* [Stated task]: Gather every line of the material below that contains the string "footer", and reproduce each one in full.

* [Raw data]:
|---|

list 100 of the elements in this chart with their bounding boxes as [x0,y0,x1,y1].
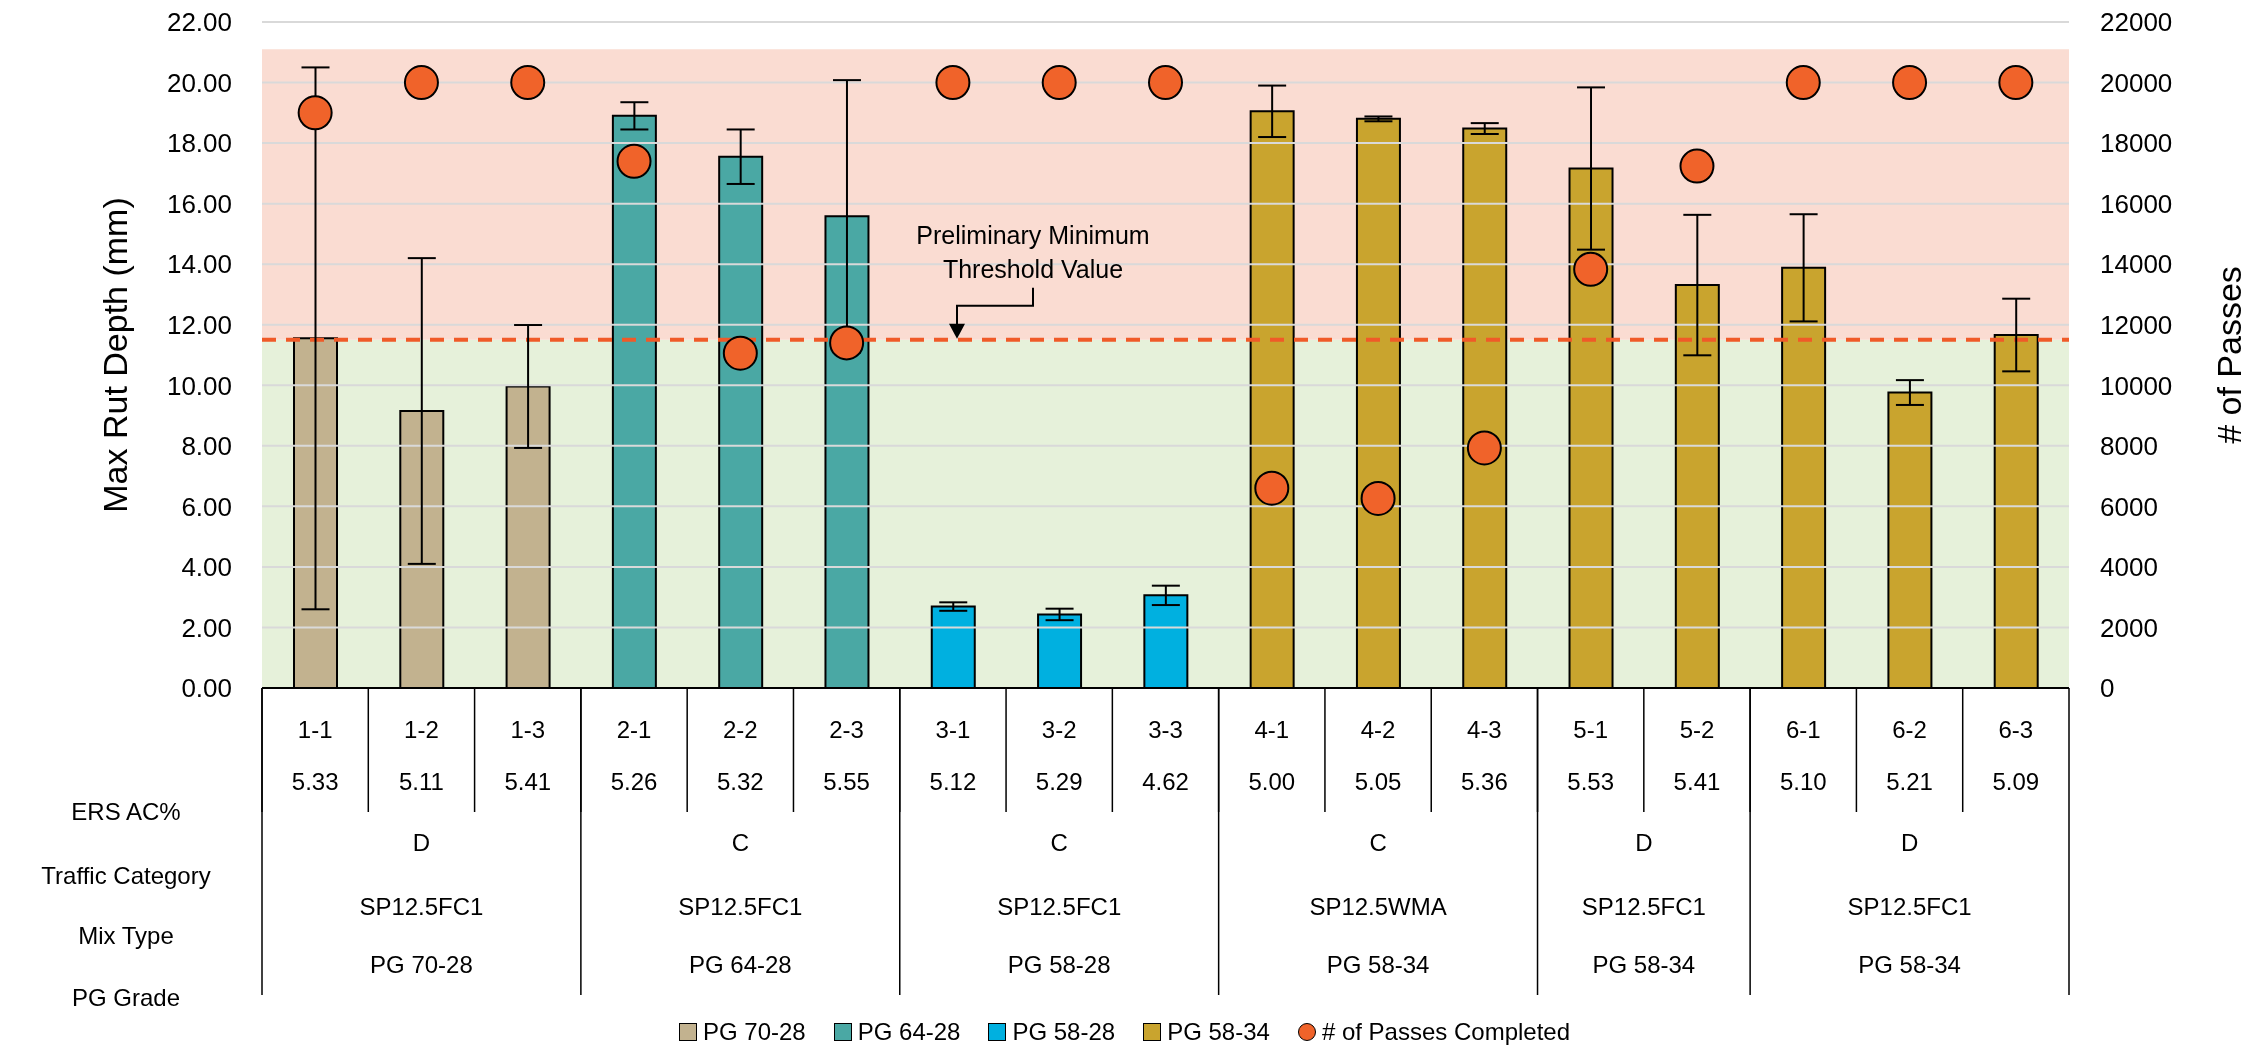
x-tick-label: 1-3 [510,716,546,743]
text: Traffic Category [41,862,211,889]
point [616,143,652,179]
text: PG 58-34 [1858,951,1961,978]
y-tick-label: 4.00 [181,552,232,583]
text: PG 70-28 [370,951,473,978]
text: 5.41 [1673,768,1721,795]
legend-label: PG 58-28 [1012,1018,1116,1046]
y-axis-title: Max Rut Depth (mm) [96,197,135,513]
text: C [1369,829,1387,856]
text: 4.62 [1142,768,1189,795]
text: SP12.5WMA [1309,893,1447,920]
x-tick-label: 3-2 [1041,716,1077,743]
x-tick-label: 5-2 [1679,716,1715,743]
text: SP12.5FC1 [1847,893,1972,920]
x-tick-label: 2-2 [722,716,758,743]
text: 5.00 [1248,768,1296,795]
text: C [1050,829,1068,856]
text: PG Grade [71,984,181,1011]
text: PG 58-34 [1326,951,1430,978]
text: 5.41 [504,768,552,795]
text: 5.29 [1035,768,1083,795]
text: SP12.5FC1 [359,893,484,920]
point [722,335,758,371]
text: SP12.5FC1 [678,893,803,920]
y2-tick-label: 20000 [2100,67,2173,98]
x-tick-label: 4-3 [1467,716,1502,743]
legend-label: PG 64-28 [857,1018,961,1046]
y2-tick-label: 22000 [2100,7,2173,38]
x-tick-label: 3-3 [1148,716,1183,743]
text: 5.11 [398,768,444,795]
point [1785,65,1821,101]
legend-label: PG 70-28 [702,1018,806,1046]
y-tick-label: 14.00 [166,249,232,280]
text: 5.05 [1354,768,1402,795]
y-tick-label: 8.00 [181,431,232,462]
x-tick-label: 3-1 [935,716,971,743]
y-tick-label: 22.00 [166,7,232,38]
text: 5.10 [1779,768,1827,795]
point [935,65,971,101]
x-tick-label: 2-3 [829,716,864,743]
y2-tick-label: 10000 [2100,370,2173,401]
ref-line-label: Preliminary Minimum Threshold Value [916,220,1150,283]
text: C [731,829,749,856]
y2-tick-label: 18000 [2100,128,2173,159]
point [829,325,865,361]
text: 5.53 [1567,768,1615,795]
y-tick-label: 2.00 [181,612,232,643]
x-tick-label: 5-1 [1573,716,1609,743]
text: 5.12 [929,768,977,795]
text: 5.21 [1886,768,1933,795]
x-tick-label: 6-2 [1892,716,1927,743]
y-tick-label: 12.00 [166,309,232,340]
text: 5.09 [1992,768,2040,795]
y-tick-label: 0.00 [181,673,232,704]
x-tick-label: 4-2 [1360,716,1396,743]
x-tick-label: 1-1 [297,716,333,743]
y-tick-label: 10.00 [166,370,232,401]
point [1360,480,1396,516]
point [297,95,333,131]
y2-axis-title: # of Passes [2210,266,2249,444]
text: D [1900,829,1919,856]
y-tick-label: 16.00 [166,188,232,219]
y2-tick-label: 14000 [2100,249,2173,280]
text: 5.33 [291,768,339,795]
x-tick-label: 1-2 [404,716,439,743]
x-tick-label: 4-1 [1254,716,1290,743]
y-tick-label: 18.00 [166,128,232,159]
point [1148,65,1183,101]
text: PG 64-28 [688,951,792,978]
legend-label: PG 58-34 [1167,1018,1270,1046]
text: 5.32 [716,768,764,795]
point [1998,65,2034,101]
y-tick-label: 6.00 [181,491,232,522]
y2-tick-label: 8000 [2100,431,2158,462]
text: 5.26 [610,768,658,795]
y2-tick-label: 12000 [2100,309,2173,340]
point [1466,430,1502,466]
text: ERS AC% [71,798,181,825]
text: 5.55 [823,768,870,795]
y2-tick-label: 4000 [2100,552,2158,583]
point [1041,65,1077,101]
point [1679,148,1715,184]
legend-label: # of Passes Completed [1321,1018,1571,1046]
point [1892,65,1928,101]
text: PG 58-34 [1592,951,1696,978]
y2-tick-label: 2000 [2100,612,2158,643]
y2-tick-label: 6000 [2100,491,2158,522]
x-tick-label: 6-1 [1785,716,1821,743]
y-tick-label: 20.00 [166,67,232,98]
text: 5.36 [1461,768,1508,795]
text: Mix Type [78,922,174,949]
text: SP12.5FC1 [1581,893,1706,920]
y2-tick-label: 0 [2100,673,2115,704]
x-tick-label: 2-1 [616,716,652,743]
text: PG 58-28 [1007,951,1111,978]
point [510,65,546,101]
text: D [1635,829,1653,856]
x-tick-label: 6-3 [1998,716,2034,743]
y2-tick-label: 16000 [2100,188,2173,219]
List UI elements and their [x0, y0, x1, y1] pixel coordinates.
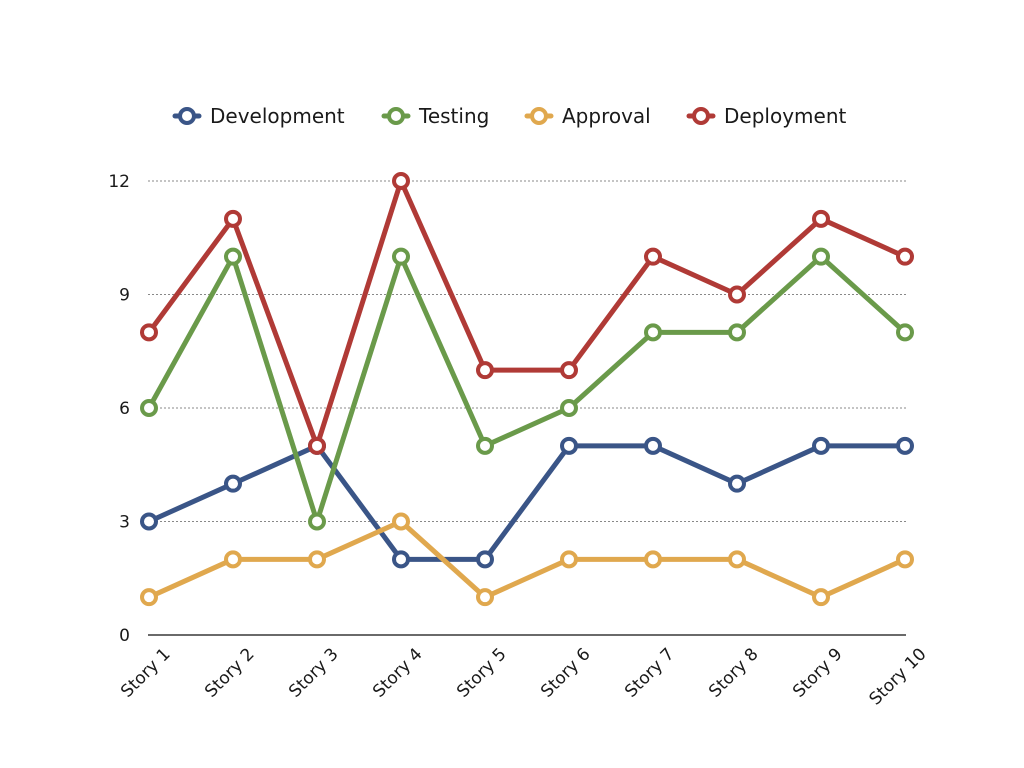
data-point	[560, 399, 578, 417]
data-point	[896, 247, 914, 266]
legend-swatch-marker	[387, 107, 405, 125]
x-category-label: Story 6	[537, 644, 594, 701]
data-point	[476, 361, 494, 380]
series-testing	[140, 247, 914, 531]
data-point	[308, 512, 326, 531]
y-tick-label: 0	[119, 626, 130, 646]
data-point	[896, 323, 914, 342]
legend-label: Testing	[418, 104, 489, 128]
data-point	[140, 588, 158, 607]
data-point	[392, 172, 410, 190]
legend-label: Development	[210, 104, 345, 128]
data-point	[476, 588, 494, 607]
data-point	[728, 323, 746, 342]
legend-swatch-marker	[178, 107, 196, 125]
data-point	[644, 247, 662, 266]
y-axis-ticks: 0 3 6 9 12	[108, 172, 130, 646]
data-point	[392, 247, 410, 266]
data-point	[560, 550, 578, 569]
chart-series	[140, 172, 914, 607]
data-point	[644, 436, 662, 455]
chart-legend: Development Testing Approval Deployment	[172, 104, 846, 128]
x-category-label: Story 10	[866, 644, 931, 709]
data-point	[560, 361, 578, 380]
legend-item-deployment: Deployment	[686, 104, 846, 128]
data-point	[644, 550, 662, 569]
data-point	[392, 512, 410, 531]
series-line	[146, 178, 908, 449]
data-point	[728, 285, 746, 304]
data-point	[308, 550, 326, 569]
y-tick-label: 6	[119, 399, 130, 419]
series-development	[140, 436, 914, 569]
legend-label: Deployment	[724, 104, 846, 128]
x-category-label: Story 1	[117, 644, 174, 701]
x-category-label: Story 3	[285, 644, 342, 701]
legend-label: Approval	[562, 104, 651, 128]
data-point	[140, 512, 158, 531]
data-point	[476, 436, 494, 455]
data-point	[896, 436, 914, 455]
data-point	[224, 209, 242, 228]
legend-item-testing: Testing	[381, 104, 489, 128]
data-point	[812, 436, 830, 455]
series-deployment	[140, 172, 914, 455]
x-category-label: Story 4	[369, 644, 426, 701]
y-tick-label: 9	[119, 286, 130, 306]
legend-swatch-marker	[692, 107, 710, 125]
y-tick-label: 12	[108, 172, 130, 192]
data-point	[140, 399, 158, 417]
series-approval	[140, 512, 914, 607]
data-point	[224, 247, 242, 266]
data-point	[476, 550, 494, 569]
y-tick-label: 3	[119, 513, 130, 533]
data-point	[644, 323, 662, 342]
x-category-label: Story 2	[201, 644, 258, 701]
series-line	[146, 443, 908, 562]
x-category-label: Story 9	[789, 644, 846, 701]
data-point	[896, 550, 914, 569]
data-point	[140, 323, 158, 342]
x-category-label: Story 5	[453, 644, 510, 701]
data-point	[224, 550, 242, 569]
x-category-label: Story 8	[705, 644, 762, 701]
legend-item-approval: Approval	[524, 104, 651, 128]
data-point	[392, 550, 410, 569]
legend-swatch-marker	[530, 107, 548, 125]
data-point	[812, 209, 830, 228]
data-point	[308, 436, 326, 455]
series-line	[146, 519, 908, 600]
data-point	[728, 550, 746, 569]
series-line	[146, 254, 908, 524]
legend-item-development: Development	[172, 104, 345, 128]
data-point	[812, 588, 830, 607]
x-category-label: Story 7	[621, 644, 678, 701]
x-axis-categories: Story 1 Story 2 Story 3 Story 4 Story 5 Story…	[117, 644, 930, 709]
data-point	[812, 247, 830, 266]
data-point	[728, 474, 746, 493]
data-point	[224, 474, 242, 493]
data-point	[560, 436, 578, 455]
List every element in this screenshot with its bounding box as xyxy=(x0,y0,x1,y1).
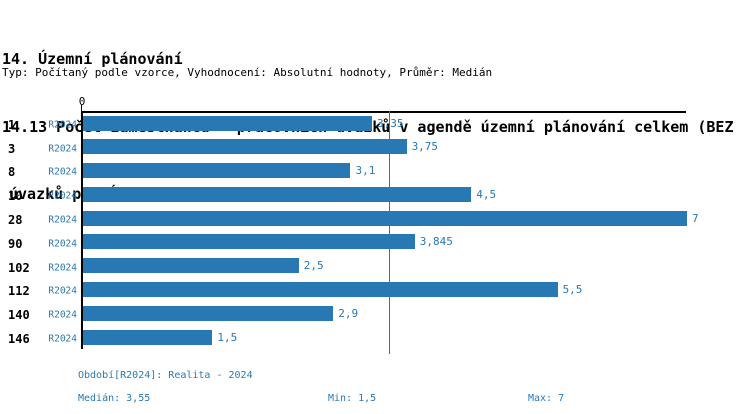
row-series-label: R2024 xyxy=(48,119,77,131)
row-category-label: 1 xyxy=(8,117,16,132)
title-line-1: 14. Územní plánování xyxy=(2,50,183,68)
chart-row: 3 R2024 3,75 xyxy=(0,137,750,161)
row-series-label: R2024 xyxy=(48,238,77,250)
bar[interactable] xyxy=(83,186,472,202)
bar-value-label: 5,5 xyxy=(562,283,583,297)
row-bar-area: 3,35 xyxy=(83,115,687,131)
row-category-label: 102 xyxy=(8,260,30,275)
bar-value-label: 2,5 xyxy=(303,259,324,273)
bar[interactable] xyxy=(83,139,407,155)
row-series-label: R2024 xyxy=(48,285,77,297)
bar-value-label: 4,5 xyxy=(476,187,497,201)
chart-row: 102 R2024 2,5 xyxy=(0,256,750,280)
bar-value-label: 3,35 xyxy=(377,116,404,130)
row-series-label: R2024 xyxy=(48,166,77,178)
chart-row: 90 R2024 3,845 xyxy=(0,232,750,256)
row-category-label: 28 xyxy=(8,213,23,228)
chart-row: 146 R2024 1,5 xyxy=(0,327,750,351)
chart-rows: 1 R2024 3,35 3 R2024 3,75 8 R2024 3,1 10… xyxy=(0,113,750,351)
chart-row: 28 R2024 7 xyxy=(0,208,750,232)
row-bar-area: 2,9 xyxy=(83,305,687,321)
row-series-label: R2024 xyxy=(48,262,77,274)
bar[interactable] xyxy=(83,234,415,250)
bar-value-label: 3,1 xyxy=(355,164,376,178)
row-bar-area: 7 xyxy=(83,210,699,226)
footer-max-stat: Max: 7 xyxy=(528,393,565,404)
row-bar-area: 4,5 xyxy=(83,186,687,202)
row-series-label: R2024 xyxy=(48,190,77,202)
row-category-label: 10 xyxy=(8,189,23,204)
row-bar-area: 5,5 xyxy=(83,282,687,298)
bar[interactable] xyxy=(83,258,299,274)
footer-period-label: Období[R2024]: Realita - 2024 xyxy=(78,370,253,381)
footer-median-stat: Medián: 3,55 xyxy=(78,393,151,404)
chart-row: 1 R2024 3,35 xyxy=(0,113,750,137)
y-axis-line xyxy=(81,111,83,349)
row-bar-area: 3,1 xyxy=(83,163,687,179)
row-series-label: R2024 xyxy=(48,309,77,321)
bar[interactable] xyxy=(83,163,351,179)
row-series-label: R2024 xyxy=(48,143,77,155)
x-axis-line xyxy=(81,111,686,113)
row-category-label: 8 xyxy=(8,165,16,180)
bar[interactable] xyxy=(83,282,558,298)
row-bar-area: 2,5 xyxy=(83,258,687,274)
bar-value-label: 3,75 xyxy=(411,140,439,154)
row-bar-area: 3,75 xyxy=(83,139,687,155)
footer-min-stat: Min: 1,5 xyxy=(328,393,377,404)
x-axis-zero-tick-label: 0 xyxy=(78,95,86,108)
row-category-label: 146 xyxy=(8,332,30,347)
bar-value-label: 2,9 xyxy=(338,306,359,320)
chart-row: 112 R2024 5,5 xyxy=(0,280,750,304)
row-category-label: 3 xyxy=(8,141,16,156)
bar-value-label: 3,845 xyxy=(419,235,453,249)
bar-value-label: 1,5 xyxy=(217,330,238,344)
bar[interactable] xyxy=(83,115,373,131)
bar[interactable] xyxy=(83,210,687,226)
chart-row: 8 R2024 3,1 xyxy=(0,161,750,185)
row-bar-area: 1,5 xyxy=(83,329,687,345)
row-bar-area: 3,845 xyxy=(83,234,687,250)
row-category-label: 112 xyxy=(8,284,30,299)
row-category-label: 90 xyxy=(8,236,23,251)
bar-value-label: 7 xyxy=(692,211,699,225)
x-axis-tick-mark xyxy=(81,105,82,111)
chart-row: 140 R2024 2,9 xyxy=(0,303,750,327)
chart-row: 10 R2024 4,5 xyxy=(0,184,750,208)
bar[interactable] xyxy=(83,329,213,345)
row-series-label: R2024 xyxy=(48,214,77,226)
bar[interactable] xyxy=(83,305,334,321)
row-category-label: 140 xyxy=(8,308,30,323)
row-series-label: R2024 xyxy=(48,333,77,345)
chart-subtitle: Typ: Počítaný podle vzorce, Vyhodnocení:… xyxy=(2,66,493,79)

|---|

* [Answer to the problem]:
footer-max-stat: Max: 7 xyxy=(528,393,565,404)
footer-period-label: Období[R2024]: Realita - 2024 xyxy=(78,370,253,381)
footer-median-stat: Medián: 3,55 xyxy=(78,393,151,404)
footer-min-stat: Min: 1,5 xyxy=(328,393,377,404)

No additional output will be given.